Jocelyn Bérubé a rendu cet hommage au Père Lemieux lors du premier colloque du Regroupement du conte au Québec (RCQ), événement tenu les 26 et 27 novembre 2005 à Saint-Eustache. Il soulignait entre autres la nomination du Père Lemieux à titre de membre honoraire du RCQ.
Il m’est très agréable de vous entretenir ici d’un homme d’exception que j’ai eu le bonheur de rencontrer à quelques reprises, notamment lors du 2e Festival international du conte du Québec, en 1994, car Marc Laberge, directeur du festival, avait eu la bonne idée de choisir le père Germain Lemieux comme président d’honneur. Je le connaissais déjà de réputation pour avoir lu ses premières publications aux débuts des années 70. Ses livres étaient pour moi, conteur novice, des « trésors » pour employer un mot cher à un autre grand collecteur de tradition orale : le père Anselme Chiasson. À cette époque, les livres de contes « canadiens » accessibles dans les librairies étaient plutôt rares.
En octobre 1994, je fais donc la rencontre du père Lemieux. L’homme est bien charpenté malgré son âge ; il a un beau regard de la couleur du ciel clair réfléchi par le fleuve Saint-Laurent qui coulait en face de chez lui en Gaspésie où il est né et a grandi ; sa main est large comme celle d’un sculpteur sur bois ou d’un bûcheron ; il vous serre la pince juste assez et avec une grande courtoisie. Puis, à ma grande surprise, je me rends compte qu’il me connaît ; il m’avait vu et entendu conter Alexis le Trotteur, qu’il avait apprécié. J’en étais ému, car je n’avais jamais considéré Alexis comme un conte à proprement parlé, mais plutôt comme une sorte « d’épopette en rimettes » comme je m’amusais à situer cette histoire. De mon côté, je l’ai félicité pour ses publications et son apport immense à la conservation et à la diffusion de la littérature orale transcendant les particularités du pays pour rejoindre l’universalité du conte. Il m’a alors demandé mon adresse postale pour m’envoyer, m’a-t-il dit, des documents pertinents à mon travail. Environ un mois plus tard, je reçus par la poste une grande enveloppe contenant une pile de feuilles photocopiées, toutes portant sur des recherches ou collectes sur le personnage d’Alexis Lapointe, dit « le Trotteur ». Je lui ai envoyé une carte de remerciements avec mes souhaits les plus chers pour la continuation de son œuvre, car malgré son âge avancé - quatre-vingts ans bien sonnés - il continuait quoiqu’au ralenti, ses travaux de chercheur.

◆ ◆ ◆ ◆ ◆ ◆ ◆

■ CONSIGNES:
A. Renvoyez le passage de l'hommage au père Lemieux compris entre « Jocelyn Bérubé a » et « honoraire du RCQ. », bornes incluses.
B. Traduisez en anglais cette phrase de l'hommage au père Lemieux : « Je le connaissais déjà de réputation pour avoir lu ses premières publications aux débuts des années 70. »

■ SEGMENT DE DONNÉES:
◆ ◆ ◆ ◆ ◆ ◆ ◆

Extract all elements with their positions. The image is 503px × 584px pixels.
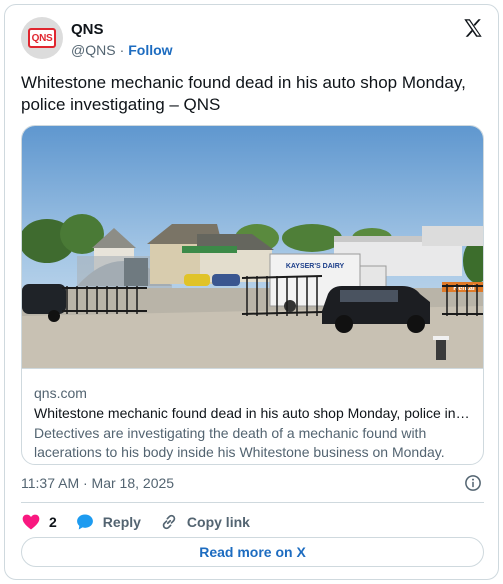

◆ ◆ ◆ ◆ ◆ ◆ ◆

■ CORRIGÉ DES EXERCICES:
A.
Jocelyn Bérubé a rendu cet hommage au Père Lemieux lors du premier colloque du Regroupement du conte au Québec (RCQ), événement tenu les 26 et 27 novembre 2005 à Saint-Eustache. Il soulignait entre autres la nomination du Père Lemieux à titre de membre honoraire du RCQ.

B. I already knew him by reputation, having read his first publications in the early seventies.